→ **Exercise description**: Collect each line of the entries that holds the string "其他投资".

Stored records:
* * * * * * * * *
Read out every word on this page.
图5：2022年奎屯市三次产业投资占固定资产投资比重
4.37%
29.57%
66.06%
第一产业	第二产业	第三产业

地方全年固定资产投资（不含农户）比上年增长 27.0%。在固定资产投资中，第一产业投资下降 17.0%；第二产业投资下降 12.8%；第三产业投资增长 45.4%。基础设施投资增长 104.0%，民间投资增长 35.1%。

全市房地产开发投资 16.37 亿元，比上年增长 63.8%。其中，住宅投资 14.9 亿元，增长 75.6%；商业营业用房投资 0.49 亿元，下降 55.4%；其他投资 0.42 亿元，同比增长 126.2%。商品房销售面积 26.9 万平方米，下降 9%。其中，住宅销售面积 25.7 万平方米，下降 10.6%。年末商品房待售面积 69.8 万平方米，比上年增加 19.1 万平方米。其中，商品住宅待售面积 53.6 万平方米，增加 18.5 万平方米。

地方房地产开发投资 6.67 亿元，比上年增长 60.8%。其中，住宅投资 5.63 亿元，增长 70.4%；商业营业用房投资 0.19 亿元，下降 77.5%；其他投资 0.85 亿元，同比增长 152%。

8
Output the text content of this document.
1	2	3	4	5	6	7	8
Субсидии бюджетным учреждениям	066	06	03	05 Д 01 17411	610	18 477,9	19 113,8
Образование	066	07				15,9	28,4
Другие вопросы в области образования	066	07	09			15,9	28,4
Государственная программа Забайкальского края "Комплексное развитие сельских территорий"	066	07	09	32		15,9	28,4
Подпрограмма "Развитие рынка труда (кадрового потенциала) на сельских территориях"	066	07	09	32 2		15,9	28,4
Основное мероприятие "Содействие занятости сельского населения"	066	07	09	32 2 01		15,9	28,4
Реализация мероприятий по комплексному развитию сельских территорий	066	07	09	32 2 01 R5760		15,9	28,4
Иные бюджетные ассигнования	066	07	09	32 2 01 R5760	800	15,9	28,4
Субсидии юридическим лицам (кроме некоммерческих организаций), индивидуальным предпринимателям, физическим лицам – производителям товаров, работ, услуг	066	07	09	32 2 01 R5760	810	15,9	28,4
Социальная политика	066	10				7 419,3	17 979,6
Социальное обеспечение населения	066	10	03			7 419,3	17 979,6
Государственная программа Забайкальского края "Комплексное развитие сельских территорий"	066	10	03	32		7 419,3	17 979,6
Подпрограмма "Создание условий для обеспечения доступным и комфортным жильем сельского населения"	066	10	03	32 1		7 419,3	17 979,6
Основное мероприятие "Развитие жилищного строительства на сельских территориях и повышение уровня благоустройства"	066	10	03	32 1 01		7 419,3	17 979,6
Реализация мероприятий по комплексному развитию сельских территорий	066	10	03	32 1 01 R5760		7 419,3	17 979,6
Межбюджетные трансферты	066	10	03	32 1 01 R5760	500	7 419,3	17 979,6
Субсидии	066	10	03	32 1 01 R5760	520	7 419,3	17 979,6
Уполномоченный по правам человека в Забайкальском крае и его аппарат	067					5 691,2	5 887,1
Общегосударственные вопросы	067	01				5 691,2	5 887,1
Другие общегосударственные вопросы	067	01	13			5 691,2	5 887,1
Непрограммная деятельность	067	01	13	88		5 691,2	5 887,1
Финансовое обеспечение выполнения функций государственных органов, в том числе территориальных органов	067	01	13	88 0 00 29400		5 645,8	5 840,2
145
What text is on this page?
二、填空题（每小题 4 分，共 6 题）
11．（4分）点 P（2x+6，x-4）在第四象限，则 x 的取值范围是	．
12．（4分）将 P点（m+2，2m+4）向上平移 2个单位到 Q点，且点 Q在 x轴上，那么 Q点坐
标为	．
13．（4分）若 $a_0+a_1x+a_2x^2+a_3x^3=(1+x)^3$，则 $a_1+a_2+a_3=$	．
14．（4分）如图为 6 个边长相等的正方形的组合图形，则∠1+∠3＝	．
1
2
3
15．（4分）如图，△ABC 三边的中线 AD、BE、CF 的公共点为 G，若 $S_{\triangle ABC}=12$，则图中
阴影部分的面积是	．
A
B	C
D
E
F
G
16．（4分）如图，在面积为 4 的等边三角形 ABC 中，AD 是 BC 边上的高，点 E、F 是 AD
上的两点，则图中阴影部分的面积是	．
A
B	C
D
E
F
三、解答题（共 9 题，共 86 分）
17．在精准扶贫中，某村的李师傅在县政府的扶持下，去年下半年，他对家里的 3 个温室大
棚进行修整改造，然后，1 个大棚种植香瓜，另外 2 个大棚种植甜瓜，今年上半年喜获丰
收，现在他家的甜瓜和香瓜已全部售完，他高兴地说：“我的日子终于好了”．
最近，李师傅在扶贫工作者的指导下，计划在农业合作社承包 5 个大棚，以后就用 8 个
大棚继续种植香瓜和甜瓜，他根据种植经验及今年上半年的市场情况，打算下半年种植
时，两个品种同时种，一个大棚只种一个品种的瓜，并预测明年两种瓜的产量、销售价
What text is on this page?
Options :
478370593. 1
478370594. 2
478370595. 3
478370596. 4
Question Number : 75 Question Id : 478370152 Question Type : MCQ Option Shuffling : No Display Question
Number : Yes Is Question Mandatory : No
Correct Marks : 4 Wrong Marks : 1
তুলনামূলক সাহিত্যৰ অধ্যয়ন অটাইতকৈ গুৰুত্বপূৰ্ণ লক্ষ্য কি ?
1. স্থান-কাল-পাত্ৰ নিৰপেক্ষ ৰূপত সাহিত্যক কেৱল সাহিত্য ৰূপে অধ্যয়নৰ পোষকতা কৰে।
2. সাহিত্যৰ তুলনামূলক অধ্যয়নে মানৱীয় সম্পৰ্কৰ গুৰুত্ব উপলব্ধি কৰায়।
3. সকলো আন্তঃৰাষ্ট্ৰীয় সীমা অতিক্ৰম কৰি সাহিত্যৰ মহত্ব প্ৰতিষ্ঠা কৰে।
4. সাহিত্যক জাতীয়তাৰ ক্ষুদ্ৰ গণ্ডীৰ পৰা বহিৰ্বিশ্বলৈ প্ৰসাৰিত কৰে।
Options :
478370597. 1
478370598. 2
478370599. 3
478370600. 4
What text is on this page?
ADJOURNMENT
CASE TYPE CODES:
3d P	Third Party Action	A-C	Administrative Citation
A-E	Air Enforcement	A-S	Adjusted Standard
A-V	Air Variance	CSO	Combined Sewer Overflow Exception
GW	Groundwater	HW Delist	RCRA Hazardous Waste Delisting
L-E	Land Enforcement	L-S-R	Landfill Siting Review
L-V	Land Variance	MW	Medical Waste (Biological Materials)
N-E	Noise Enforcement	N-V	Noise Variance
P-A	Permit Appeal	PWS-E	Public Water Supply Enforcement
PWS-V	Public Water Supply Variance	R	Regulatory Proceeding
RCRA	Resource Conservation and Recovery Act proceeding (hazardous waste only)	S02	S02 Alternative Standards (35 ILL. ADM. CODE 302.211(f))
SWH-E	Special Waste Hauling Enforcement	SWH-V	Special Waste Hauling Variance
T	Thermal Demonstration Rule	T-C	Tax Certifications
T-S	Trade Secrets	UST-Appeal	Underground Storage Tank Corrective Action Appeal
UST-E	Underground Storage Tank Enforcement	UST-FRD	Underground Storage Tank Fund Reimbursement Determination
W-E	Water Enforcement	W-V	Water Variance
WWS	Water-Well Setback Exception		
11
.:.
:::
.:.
* * * * * * * * *
→ **Problem solution**:
全市房地产开发投资 16.37 亿元，比上年增长 63.8%。其中，住宅投资 14.9 亿元，增长 75.6%；商业营业用房投资 0.49 亿元，下降 55.4%；其他投资 0.42 亿元，同比增长 126.2%。商品房销售面积 26.9 万平方米，下降 9%。其中，住宅销售面积 25.7 万平方米，下降 10.6%。年末商品房待售面积 69.8 万平方米，比上年增加 19.1 万平方米。其中，商品住宅待售面积 53.6 万平方米，增加 18.5 万平方米。
地方房地产开发投资 6.67 亿元，比上年增长 60.8%。其中，住宅投资 5.63 亿元，增长 70.4%；商业营业用房投资 0.19 亿元，下降 77.5%；其他投资 0.85 亿元，同比增长 152%。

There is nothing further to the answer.